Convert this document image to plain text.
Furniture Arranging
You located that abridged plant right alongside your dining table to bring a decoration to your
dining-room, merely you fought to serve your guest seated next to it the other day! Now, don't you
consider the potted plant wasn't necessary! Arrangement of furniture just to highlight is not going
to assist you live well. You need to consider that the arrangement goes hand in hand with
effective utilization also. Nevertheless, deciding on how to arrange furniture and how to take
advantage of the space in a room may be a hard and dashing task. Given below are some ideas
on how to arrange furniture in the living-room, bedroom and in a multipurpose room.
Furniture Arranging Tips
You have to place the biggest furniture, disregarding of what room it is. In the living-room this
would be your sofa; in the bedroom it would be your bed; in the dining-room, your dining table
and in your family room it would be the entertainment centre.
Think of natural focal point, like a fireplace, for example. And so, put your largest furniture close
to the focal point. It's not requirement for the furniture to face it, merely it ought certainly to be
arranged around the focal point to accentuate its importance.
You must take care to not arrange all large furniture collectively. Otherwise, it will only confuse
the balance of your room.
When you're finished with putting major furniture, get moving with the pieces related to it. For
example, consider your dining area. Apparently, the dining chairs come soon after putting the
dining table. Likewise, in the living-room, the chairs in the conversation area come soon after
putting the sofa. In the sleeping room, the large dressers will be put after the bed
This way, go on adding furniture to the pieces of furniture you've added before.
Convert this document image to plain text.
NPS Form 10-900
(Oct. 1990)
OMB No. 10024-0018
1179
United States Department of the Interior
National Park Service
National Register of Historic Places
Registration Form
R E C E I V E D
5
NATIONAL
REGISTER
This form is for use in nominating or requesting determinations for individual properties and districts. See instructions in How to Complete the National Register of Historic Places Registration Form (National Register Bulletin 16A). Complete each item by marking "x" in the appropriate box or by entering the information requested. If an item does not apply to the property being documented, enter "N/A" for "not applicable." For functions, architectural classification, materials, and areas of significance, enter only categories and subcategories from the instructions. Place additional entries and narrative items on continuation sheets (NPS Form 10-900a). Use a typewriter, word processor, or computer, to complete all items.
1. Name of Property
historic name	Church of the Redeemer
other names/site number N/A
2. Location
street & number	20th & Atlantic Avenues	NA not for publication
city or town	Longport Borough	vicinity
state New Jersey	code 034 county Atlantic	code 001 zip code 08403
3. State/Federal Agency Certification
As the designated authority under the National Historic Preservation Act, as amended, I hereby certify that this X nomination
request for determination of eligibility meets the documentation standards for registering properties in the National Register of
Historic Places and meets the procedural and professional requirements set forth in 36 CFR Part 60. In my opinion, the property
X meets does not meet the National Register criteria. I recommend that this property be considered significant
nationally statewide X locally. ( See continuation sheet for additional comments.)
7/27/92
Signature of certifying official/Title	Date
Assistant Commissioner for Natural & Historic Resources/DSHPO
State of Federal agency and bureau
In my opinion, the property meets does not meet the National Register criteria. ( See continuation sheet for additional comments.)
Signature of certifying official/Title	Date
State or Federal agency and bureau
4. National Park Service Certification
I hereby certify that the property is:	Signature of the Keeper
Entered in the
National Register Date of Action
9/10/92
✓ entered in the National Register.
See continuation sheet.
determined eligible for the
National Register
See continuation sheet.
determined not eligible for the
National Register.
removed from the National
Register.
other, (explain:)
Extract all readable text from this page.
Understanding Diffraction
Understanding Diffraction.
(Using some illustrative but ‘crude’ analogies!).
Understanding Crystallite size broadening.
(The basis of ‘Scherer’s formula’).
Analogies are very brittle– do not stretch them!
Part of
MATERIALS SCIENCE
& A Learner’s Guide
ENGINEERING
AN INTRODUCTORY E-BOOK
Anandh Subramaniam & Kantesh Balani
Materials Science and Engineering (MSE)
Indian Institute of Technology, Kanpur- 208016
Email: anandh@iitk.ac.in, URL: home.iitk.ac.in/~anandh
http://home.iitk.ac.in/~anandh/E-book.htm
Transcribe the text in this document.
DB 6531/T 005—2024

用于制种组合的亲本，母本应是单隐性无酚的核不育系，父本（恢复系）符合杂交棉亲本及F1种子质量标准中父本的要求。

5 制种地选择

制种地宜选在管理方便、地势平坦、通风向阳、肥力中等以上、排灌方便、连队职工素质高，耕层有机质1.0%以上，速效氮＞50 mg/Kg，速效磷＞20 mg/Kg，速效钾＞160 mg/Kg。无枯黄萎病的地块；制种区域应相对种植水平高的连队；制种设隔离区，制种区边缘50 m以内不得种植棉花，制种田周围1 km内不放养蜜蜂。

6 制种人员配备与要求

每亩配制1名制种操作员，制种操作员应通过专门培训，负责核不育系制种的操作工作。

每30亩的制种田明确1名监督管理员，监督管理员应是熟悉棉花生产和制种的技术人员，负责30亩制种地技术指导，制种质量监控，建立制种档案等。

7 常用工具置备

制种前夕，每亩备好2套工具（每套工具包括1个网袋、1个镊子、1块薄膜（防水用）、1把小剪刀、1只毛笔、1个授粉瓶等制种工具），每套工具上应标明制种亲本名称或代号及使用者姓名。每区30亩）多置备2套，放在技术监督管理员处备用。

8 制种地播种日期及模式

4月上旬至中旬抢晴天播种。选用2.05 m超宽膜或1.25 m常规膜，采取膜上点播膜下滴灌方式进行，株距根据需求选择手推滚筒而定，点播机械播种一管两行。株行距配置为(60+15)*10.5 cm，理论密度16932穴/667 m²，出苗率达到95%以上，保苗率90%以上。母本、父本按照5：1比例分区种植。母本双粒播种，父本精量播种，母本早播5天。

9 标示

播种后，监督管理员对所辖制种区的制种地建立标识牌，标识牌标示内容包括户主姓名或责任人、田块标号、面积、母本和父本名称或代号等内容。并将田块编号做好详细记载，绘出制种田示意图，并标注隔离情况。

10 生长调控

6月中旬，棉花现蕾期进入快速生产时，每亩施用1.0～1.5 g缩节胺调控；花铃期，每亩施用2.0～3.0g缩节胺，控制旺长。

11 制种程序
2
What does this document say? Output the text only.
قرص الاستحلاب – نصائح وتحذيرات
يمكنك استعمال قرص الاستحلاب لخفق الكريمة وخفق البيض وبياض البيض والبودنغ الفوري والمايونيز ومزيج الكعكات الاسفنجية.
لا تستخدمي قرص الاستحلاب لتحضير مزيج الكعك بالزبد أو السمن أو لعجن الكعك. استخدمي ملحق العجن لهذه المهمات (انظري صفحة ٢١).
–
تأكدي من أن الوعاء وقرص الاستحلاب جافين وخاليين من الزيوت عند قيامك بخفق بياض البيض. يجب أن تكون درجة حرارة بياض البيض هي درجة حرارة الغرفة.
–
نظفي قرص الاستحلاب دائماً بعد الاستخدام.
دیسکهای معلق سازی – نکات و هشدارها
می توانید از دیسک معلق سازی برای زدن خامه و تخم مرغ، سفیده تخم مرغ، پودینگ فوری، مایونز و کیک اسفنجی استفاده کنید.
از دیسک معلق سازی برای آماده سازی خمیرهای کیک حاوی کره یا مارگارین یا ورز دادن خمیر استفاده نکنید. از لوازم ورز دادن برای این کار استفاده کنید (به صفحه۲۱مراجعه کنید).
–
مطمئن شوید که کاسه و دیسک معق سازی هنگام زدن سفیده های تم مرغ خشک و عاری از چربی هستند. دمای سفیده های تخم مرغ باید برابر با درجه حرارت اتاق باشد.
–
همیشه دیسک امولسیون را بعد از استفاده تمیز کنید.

WORK INSTRUCTIONS:
Print the records once more, exactly as they were given.

EXPECTED ANSWER:
Convert this document image to plain text.
Furniture Arranging
You located that abridged plant right alongside your dining table to bring a decoration to your
dining-room, merely you fought to serve your guest seated next to it the other day! Now, don't you
consider the potted plant wasn't necessary! Arrangement of furniture just to highlight is not going
to assist you live well. You need to consider that the arrangement goes hand in hand with
effective utilization also. Nevertheless, deciding on how to arrange furniture and how to take
advantage of the space in a room may be a hard and dashing task. Given below are some ideas
on how to arrange furniture in the living-room, bedroom and in a multipurpose room.
Furniture Arranging Tips
You have to place the biggest furniture, disregarding of what room it is. In the living-room this
would be your sofa; in the bedroom it would be your bed; in the dining-room, your dining table
and in your family room it would be the entertainment centre.
Think of natural focal point, like a fireplace, for example. And so, put your largest furniture close
to the focal point. It's not requirement for the furniture to face it, merely it ought certainly to be
arranged around the focal point to accentuate its importance.
You must take care to not arrange all large furniture collectively. Otherwise, it will only confuse
the balance of your room.
When you're finished with putting major furniture, get moving with the pieces related to it. For
example, consider your dining area. Apparently, the dining chairs come soon after putting the
dining table. Likewise, in the living-room, the chairs in the conversation area come soon after
putting the sofa. In the sleeping room, the large dressers will be put after the bed
This way, go on adding furniture to the pieces of furniture you've added before.
Convert this document image to plain text.
NPS Form 10-900
(Oct. 1990)
OMB No. 10024-0018
1179
United States Department of the Interior
National Park Service
National Register of Historic Places
Registration Form
R E C E I V E D
5
NATIONAL
REGISTER
This form is for use in nominating or requesting determinations for individual properties and districts. See instructions in How to Complete the National Register of Historic Places Registration Form (National Register Bulletin 16A). Complete each item by marking "x" in the appropriate box or by entering the information requested. If an item does not apply to the property being documented, enter "N/A" for "not applicable." For functions, architectural classification, materials, and areas of significance, enter only categories and subcategories from the instructions. Place additional entries and narrative items on continuation sheets (NPS Form 10-900a). Use a typewriter, word processor, or computer, to complete all items.
1. Name of Property
historic name	Church of the Redeemer
other names/site number N/A
2. Location
street & number	20th & Atlantic Avenues	NA not for publication
city or town	Longport Borough	vicinity
state New Jersey	code 034 county Atlantic	code 001 zip code 08403
3. State/Federal Agency Certification
As the designated authority under the National Historic Preservation Act, as amended, I hereby certify that this X nomination
request for determination of eligibility meets the documentation standards for registering properties in the National Register of
Historic Places and meets the procedural and professional requirements set forth in 36 CFR Part 60. In my opinion, the property
X meets does not meet the National Register criteria. I recommend that this property be considered significant
nationally statewide X locally. ( See continuation sheet for additional comments.)
7/27/92
Signature of certifying official/Title	Date
Assistant Commissioner for Natural & Historic Resources/DSHPO
State of Federal agency and bureau
In my opinion, the property meets does not meet the National Register criteria. ( See continuation sheet for additional comments.)
Signature of certifying official/Title	Date
State or Federal agency and bureau
4. National Park Service Certification
I hereby certify that the property is:	Signature of the Keeper
Entered in the
National Register Date of Action
9/10/92
✓ entered in the National Register.
See continuation sheet.
determined eligible for the
National Register
See continuation sheet.
determined not eligible for the
National Register.
removed from the National
Register.
other, (explain:)
Extract all readable text from this page.
Understanding Diffraction
Understanding Diffraction.
(Using some illustrative but ‘crude’ analogies!).
Understanding Crystallite size broadening.
(The basis of ‘Scherer’s formula’).
Analogies are very brittle– do not stretch them!
Part of
MATERIALS SCIENCE
& A Learner’s Guide
ENGINEERING
AN INTRODUCTORY E-BOOK
Anandh Subramaniam & Kantesh Balani
Materials Science and Engineering (MSE)
Indian Institute of Technology, Kanpur- 208016
Email: anandh@iitk.ac.in, URL: home.iitk.ac.in/~anandh
http://home.iitk.ac.in/~anandh/E-book.htm
Transcribe the text in this document.
DB 6531/T 005—2024

用于制种组合的亲本，母本应是单隐性无酚的核不育系，父本（恢复系）符合杂交棉亲本及F1种子质量标准中父本的要求。

5 制种地选择

制种地宜选在管理方便、地势平坦、通风向阳、肥力中等以上、排灌方便、连队职工素质高，耕层有机质1.0%以上，速效氮＞50 mg/Kg，速效磷＞20 mg/Kg，速效钾＞160 mg/Kg。无枯黄萎病的地块；制种区域应相对种植水平高的连队；制种设隔离区，制种区边缘50 m以内不得种植棉花，制种田周围1 km内不放养蜜蜂。

6 制种人员配备与要求

每亩配制1名制种操作员，制种操作员应通过专门培训，负责核不育系制种的操作工作。

每30亩的制种田明确1名监督管理员，监督管理员应是熟悉棉花生产和制种的技术人员，负责30亩制种地技术指导，制种质量监控，建立制种档案等。

7 常用工具置备

制种前夕，每亩备好2套工具（每套工具包括1个网袋、1个镊子、1块薄膜（防水用）、1把小剪刀、1只毛笔、1个授粉瓶等制种工具），每套工具上应标明制种亲本名称或代号及使用者姓名。每区30亩）多置备2套，放在技术监督管理员处备用。

8 制种地播种日期及模式

4月上旬至中旬抢晴天播种。选用2.05 m超宽膜或1.25 m常规膜，采取膜上点播膜下滴灌方式进行，株距根据需求选择手推滚筒而定，点播机械播种一管两行。株行距配置为(60+15)*10.5 cm，理论密度16932穴/667 m²，出苗率达到95%以上，保苗率90%以上。母本、父本按照5：1比例分区种植。母本双粒播种，父本精量播种，母本早播5天。

9 标示

播种后，监督管理员对所辖制种区的制种地建立标识牌，标识牌标示内容包括户主姓名或责任人、田块标号、面积、母本和父本名称或代号等内容。并将田块编号做好详细记载，绘出制种田示意图，并标注隔离情况。

10 生长调控

6月中旬，棉花现蕾期进入快速生产时，每亩施用1.0～1.5 g缩节胺调控；花铃期，每亩施用2.0～3.0g缩节胺，控制旺长。

11 制种程序
2
What does this document say? Output the text only.
قرص الاستحلاب – نصائح وتحذيرات
يمكنك استعمال قرص الاستحلاب لخفق الكريمة وخفق البيض وبياض البيض والبودنغ الفوري والمايونيز ومزيج الكعكات الاسفنجية.
لا تستخدمي قرص الاستحلاب لتحضير مزيج الكعك بالزبد أو السمن أو لعجن الكعك. استخدمي ملحق العجن لهذه المهمات (انظري صفحة ٢١).
–
تأكدي من أن الوعاء وقرص الاستحلاب جافين وخاليين من الزيوت عند قيامك بخفق بياض البيض. يجب أن تكون درجة حرارة بياض البيض هي درجة حرارة الغرفة.
–
نظفي قرص الاستحلاب دائماً بعد الاستخدام.
دیسکهای معلق سازی – نکات و هشدارها
می توانید از دیسک معلق سازی برای زدن خامه و تخم مرغ، سفیده تخم مرغ، پودینگ فوری، مایونز و کیک اسفنجی استفاده کنید.
از دیسک معلق سازی برای آماده سازی خمیرهای کیک حاوی کره یا مارگارین یا ورز دادن خمیر استفاده نکنید. از لوازم ورز دادن برای این کار استفاده کنید (به صفحه۲۱مراجعه کنید).
–
مطمئن شوید که کاسه و دیسک معق سازی هنگام زدن سفیده های تم مرغ خشک و عاری از چربی هستند. دمای سفیده های تخم مرغ باید برابر با درجه حرارت اتاق باشد.
–
همیشه دیسک امولسیون را بعد از استفاده تمیز کنید.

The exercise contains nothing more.